Passage to read »
++++

This stage needs extensive planning in order to get right. Remember that the first test
can result in one of two situations. Either the students show significant familiarity
with the target language, or not.

- In the first case, the teach stage can be shortened to save room for more productive
practice and error-correction. One might simply ask a few well-placed CCQs about the
grammar or the more difficult lexis items, then elicit forms and highlight tricky
pronunciation areas before drilling.

- In the second case, however, it becomes necessary to present and clarify the target
language in context. Here, an easy solution is revert to guided discovery. Provide the
students with a text (reading or listening) which presents the target language in
context. Then highlight the language and clarify it as you would in a PPP lesson
before moving on to the last test stage.

Test
- Observe the students use of the target language in a freer setting. This should involve
setting up a speaking (or potentially writing) task with a communicative goal (as
mentioned in a previous article), but no restrictions on language use (i.e. don't tell
students what to say or how to say it in terms of grammar/lexis). => allows the teacher
to monitor and observe how well the target language has been absorbed and integrated
into students use. This stage can then be followed with delayed error-correction
focusing on how students used the new language and highlighting the
differences/improvements from the first test stage.

++++

Prompt A »
Copy the passage on lesson stages word for word, starting at "This stage needs" and ending at "language, or not.".

Data provided »
++++

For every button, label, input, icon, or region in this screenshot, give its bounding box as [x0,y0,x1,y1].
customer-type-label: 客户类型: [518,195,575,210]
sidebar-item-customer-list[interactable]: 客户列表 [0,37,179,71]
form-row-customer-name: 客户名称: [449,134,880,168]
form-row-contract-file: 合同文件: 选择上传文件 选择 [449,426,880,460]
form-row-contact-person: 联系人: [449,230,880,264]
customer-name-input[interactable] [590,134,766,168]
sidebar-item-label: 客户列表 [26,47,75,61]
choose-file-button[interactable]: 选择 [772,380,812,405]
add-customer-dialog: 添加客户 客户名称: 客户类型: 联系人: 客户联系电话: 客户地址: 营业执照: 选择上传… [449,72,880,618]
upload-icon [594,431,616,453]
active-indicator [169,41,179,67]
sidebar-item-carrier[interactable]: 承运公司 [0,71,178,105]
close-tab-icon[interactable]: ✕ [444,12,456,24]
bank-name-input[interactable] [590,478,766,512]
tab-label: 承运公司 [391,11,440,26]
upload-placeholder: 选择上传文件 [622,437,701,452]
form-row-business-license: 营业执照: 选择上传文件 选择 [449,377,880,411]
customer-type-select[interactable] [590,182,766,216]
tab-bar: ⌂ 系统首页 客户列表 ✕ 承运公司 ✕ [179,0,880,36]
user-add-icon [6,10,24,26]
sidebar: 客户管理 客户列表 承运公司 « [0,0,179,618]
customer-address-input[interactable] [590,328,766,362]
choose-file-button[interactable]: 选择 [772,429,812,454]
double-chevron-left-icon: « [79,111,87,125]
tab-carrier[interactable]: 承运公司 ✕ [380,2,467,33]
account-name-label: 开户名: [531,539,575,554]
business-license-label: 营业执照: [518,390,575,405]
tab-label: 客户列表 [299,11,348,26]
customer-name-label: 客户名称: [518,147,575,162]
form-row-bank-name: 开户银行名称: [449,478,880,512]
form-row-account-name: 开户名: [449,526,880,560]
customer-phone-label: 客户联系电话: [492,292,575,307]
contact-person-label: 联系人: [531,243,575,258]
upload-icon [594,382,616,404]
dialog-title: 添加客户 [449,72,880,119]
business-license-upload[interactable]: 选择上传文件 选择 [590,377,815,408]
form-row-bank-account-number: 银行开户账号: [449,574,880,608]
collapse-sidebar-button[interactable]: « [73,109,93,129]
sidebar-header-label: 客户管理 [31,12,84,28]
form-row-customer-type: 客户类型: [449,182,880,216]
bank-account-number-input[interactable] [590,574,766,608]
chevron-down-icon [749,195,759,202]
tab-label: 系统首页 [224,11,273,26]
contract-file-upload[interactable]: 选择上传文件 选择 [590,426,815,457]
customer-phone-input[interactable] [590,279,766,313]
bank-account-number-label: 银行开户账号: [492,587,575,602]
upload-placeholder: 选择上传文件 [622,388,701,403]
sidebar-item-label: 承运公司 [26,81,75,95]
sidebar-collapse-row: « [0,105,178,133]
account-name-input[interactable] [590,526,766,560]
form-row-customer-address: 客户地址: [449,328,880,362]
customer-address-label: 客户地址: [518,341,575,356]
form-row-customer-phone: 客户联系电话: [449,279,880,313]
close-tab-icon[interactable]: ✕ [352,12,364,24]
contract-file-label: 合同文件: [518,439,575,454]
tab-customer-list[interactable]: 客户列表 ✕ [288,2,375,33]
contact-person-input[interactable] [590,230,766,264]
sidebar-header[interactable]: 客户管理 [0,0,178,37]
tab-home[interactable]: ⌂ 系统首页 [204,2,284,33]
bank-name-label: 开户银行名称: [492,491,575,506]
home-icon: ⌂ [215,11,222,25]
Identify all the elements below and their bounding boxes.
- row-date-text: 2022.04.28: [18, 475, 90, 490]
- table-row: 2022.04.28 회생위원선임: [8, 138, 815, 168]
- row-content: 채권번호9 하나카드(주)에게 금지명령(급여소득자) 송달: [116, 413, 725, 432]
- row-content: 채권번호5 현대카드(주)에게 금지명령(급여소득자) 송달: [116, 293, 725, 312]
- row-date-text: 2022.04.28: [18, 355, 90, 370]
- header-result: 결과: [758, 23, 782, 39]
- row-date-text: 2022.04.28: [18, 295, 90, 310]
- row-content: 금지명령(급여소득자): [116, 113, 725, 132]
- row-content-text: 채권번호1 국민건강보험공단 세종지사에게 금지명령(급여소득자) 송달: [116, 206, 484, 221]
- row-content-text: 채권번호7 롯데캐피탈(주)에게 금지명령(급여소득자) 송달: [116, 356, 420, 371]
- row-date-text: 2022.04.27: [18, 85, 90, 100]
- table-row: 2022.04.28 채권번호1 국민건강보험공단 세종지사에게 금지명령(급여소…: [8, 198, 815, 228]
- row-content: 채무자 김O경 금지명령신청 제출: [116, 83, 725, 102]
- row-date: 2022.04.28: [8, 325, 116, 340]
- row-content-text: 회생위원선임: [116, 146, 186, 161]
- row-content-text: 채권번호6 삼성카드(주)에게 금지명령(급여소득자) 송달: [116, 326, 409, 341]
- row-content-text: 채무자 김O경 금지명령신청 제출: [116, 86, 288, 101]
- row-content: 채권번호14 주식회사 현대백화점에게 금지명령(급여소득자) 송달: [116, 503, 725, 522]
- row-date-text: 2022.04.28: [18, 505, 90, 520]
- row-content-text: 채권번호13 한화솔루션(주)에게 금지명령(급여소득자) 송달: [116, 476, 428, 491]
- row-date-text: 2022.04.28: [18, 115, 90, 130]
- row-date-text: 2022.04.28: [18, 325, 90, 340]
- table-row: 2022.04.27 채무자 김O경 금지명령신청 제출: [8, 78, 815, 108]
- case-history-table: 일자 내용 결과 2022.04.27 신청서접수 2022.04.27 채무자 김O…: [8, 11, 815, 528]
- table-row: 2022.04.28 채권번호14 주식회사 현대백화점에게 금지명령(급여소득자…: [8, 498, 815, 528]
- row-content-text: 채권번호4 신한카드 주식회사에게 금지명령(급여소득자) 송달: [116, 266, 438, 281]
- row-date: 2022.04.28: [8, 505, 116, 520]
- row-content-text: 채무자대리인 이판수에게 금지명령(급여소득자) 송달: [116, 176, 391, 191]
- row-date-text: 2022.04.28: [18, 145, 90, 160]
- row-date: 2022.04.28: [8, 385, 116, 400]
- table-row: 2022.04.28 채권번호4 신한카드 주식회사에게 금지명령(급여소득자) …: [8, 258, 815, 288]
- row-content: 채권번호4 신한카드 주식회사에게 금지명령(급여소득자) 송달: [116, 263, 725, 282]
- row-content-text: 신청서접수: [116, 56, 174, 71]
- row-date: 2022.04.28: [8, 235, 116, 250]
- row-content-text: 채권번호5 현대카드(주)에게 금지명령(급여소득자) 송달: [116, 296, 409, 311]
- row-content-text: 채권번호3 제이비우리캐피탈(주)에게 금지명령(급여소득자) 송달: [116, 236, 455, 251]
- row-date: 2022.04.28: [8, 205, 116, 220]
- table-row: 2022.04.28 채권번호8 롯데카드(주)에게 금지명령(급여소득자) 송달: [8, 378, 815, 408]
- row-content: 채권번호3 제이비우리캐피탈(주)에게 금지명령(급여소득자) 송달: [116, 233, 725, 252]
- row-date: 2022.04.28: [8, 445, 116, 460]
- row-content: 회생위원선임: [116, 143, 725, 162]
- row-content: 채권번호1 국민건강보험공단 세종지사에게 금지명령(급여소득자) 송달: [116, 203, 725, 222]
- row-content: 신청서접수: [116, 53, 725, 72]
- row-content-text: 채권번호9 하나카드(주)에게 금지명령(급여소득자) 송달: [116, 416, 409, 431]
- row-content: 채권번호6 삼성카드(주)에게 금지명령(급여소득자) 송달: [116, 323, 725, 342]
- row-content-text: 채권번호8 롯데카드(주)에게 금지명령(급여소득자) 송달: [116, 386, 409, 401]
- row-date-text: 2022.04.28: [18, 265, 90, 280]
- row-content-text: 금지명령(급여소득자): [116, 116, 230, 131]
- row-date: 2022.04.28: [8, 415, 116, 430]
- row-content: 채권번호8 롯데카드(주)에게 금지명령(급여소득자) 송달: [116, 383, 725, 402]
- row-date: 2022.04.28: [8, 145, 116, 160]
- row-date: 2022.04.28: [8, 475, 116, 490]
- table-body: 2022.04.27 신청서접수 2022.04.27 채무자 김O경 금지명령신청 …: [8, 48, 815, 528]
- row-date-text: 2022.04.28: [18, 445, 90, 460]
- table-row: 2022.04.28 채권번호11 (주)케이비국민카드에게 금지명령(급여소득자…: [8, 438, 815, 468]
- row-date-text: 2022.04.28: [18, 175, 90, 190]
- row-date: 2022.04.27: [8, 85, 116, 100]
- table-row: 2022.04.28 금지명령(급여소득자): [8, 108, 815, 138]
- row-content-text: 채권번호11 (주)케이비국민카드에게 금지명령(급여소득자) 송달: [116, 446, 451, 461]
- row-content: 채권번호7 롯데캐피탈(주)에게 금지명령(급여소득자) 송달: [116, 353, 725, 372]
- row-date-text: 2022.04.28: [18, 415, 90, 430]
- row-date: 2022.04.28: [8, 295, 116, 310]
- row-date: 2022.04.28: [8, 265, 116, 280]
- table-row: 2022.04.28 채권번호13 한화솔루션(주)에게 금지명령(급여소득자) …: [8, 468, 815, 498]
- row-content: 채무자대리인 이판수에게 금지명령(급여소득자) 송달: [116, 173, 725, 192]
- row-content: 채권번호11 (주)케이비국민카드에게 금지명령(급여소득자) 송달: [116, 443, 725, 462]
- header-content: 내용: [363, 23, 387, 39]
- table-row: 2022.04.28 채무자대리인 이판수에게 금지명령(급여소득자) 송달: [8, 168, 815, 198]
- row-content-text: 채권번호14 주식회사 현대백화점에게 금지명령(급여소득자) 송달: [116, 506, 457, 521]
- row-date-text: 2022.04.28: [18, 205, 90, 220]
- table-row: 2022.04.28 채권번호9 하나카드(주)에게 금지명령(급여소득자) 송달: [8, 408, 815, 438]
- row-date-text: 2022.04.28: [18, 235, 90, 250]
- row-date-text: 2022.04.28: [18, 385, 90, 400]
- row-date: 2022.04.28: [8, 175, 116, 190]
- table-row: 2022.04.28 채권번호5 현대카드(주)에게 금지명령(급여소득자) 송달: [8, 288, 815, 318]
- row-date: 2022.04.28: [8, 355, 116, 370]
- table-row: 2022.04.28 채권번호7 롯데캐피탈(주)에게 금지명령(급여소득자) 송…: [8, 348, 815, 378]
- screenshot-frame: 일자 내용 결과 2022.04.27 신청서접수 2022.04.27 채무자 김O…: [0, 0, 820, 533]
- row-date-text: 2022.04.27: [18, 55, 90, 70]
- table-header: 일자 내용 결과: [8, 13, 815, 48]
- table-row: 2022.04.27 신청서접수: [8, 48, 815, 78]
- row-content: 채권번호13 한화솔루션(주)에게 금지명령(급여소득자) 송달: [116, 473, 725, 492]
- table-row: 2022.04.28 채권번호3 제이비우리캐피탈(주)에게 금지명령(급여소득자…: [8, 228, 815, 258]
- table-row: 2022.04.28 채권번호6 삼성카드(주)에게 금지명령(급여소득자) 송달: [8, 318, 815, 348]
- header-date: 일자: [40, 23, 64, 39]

++++

Prompt B »
Rewrite the entries starting at the first line and ending at the line containing "customer-name-label: 客户名称: [518,147,575,162]", with "interactable" changed to "clickable" and everything else left as it is. Give only those lines.

Expected answer A »
This stage needs extensive planning in order to get right. Remember that the first test
can result in one of two situations. Either the students show significant familiarity
with the target language, or not.

Expected answer B »
For every button, label, input, icon, or region in this screenshot, give its bounding box as [x0,y0,x1,y1].
customer-type-label: 客户类型: [518,195,575,210]
sidebar-item-customer-list[clickable]: 客户列表 [0,37,179,71]
form-row-customer-name: 客户名称: [449,134,880,168]
form-row-contract-file: 合同文件: 选择上传文件 选择 [449,426,880,460]
form-row-contact-person: 联系人: [449,230,880,264]
customer-name-input[clickable] [590,134,766,168]
sidebar-item-label: 客户列表 [26,47,75,61]
choose-file-button[clickable]: 选择 [772,380,812,405]
add-customer-dialog: 添加客户 客户名称: 客户类型: 联系人: 客户联系电话: 客户地址: 营业执照: 选择上传… [449,72,880,618]
upload-icon [594,431,616,453]
active-indicator [169,41,179,67]
sidebar-item-carrier[clickable]: 承运公司 [0,71,178,105]
close-tab-icon[clickable]: ✕ [444,12,456,24]
bank-name-input[clickable] [590,478,766,512]
tab-label: 承运公司 [391,11,440,26]
upload-placeholder: 选择上传文件 [622,437,701,452]
form-row-business-license: 营业执照: 选择上传文件 选择 [449,377,880,411]
customer-type-select[clickable] [590,182,766,216]
tab-bar: ⌂ 系统首页 客户列表 ✕ 承运公司 ✕ [179,0,880,36]
user-add-icon [6,10,24,26]
sidebar: 客户管理 客户列表 承运公司 « [0,0,179,618]
customer-address-input[clickable] [590,328,766,362]
choose-file-button[clickable]: 选择 [772,429,812,454]
double-chevron-left-icon: « [79,111,87,125]
tab-carrier[clickable]: 承运公司 ✕ [380,2,467,33]
account-name-label: 开户名: [531,539,575,554]
business-license-label: 营业执照: [518,390,575,405]
tab-label: 客户列表 [299,11,348,26]
customer-name-label: 客户名称: [518,147,575,162]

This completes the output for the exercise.